> [MATERIAL FOR THIS EXERCISE]:

+---+

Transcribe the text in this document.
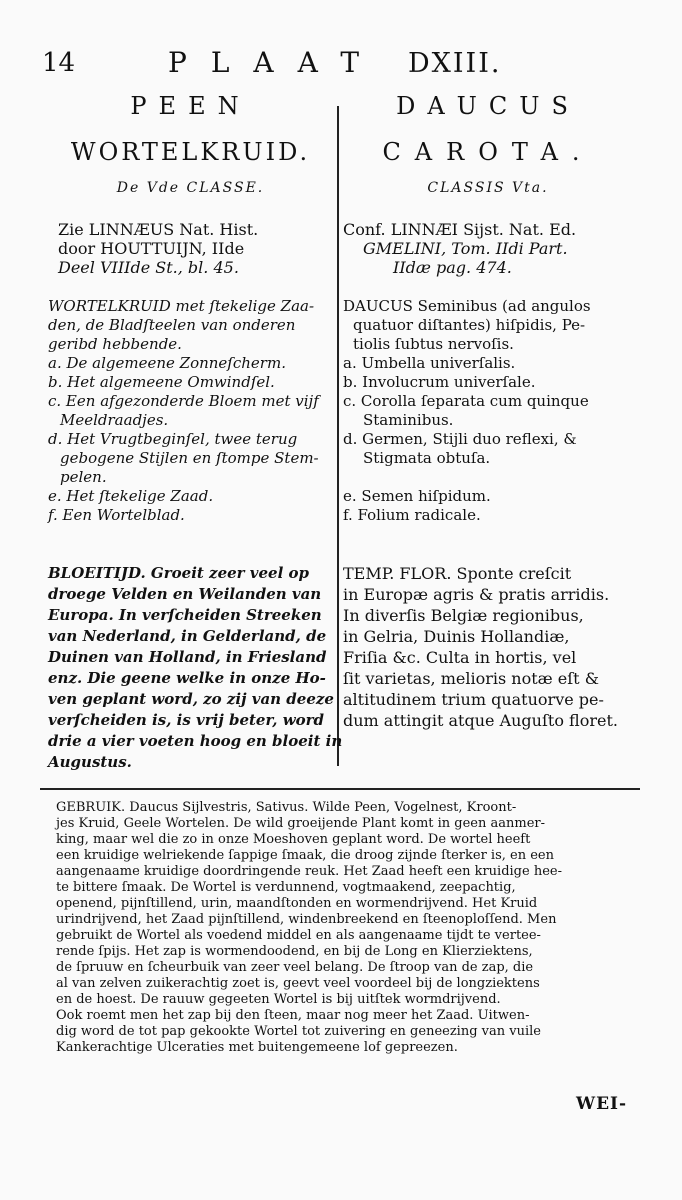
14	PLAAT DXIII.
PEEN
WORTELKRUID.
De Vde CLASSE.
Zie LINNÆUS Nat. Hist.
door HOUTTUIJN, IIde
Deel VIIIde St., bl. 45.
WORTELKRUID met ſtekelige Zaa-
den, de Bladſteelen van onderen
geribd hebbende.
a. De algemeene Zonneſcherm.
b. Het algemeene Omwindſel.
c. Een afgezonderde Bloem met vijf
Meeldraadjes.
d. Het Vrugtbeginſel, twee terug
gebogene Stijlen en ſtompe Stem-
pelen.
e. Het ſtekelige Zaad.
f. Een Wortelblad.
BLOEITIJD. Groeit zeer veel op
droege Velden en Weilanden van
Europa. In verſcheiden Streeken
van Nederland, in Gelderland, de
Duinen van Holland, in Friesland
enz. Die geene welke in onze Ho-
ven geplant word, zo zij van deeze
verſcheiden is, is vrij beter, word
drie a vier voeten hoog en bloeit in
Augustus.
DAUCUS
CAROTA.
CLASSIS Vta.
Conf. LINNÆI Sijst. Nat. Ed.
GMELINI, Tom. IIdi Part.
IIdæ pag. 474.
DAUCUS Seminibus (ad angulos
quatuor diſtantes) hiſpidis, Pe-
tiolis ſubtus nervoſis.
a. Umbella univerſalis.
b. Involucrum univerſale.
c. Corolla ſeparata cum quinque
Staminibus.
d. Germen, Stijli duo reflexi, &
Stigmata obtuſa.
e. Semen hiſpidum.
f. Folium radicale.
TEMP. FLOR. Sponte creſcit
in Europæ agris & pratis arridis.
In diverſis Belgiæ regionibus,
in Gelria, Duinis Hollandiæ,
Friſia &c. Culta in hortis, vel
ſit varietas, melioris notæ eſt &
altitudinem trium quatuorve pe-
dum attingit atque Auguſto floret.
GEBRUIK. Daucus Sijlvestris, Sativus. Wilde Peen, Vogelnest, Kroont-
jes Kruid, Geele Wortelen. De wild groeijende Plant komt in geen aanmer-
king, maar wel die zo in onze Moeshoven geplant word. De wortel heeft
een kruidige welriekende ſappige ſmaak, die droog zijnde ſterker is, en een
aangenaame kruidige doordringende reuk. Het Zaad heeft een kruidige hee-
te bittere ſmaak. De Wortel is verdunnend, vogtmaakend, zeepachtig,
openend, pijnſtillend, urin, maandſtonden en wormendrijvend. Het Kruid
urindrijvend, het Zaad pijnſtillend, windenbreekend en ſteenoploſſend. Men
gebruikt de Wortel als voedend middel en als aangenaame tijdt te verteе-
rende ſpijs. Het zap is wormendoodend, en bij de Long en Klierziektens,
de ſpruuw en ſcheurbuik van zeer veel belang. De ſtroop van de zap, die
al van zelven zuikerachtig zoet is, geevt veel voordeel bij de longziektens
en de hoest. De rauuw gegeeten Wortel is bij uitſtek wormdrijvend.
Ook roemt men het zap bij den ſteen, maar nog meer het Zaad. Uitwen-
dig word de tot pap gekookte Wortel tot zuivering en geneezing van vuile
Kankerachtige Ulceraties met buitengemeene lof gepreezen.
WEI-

+---+

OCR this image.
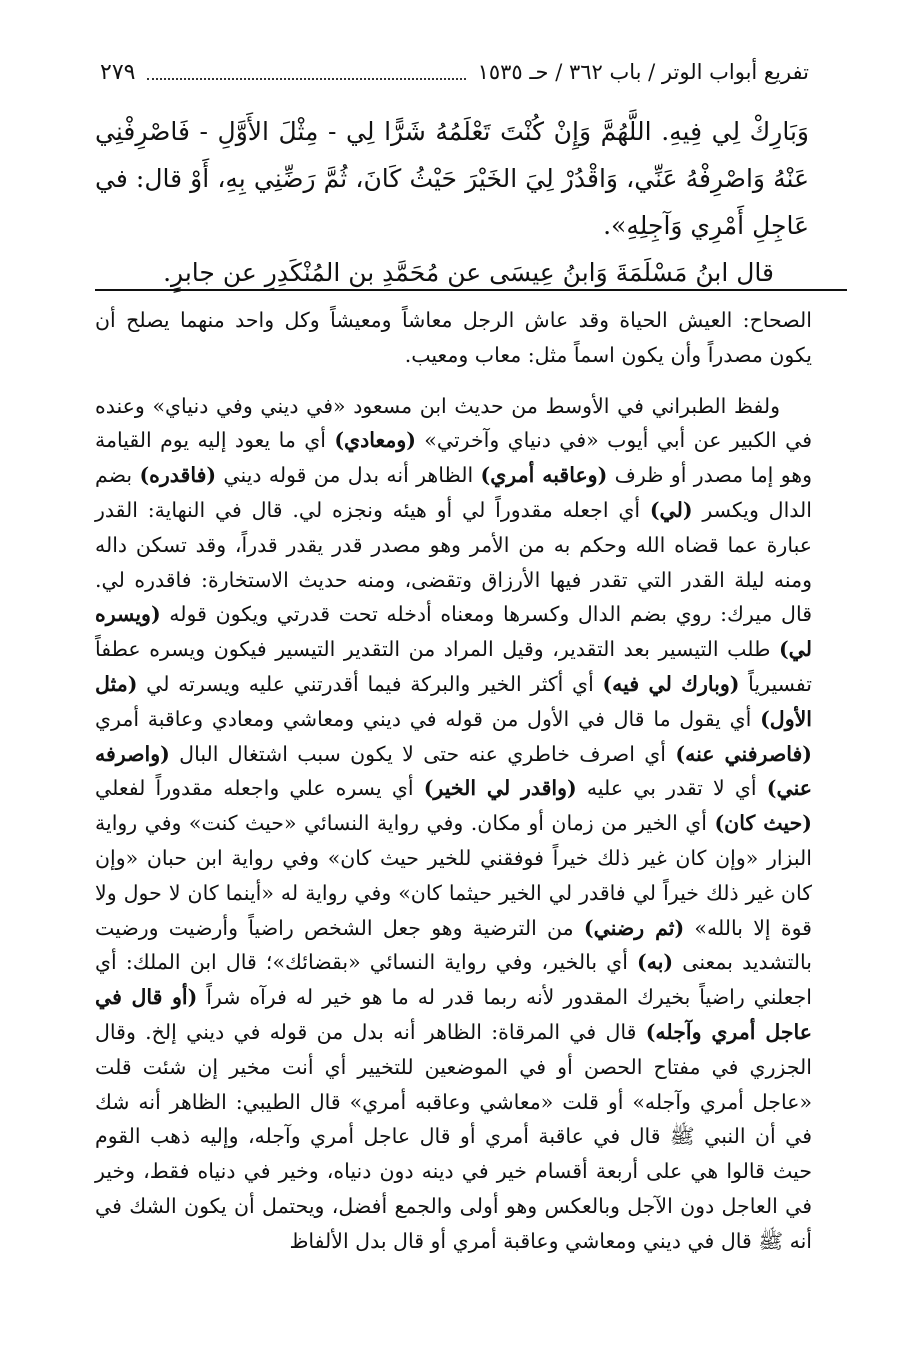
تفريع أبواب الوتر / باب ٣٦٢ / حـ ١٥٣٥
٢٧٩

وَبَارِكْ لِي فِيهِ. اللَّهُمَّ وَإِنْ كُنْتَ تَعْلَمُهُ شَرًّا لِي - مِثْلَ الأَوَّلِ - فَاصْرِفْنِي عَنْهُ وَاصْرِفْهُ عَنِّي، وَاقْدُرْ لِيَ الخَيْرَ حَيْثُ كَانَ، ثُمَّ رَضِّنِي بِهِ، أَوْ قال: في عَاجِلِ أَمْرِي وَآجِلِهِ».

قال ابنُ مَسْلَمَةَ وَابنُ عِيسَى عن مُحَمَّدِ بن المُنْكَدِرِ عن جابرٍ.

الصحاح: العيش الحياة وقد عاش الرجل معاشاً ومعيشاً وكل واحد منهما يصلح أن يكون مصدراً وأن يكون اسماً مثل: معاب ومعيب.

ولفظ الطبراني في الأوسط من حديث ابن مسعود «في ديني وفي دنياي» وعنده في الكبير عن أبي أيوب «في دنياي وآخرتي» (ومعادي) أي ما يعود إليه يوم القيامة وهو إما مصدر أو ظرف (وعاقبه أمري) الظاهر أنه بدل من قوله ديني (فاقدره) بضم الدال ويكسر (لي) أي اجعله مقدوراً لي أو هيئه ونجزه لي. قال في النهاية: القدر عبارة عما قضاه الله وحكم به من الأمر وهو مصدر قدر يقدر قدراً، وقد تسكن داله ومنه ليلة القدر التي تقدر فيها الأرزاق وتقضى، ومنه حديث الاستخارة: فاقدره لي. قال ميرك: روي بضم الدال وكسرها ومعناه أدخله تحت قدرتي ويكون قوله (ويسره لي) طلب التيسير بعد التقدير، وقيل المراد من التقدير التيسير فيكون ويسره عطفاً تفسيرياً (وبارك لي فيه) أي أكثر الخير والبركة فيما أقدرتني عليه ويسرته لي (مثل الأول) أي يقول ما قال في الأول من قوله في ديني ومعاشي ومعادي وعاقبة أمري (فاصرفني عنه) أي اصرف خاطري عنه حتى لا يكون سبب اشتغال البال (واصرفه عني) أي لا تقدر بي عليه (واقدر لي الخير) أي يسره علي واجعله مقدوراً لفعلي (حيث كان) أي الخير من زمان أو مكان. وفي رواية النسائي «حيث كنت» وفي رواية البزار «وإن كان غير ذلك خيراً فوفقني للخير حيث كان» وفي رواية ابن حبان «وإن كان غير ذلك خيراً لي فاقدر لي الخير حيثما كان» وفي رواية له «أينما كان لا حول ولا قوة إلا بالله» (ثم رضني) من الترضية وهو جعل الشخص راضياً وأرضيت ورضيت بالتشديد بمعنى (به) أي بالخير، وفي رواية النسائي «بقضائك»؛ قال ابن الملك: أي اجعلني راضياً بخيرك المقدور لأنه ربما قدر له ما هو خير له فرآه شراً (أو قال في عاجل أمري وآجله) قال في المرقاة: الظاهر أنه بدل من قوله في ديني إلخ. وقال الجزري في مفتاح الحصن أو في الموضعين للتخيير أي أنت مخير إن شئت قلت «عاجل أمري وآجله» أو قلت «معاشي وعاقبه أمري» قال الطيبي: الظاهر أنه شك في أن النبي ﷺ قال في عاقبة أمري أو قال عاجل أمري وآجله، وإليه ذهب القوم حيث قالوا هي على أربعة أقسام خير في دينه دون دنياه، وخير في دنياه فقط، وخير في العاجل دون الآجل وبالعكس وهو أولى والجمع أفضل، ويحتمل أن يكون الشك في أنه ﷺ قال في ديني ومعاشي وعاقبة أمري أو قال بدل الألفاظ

+---+

> [AIM OF THE TASK]: A line counts if it holds the word "verſcheiden". Work out how many lines in the listing count, and give only that number.

> [RESPONSE BELOW]: 2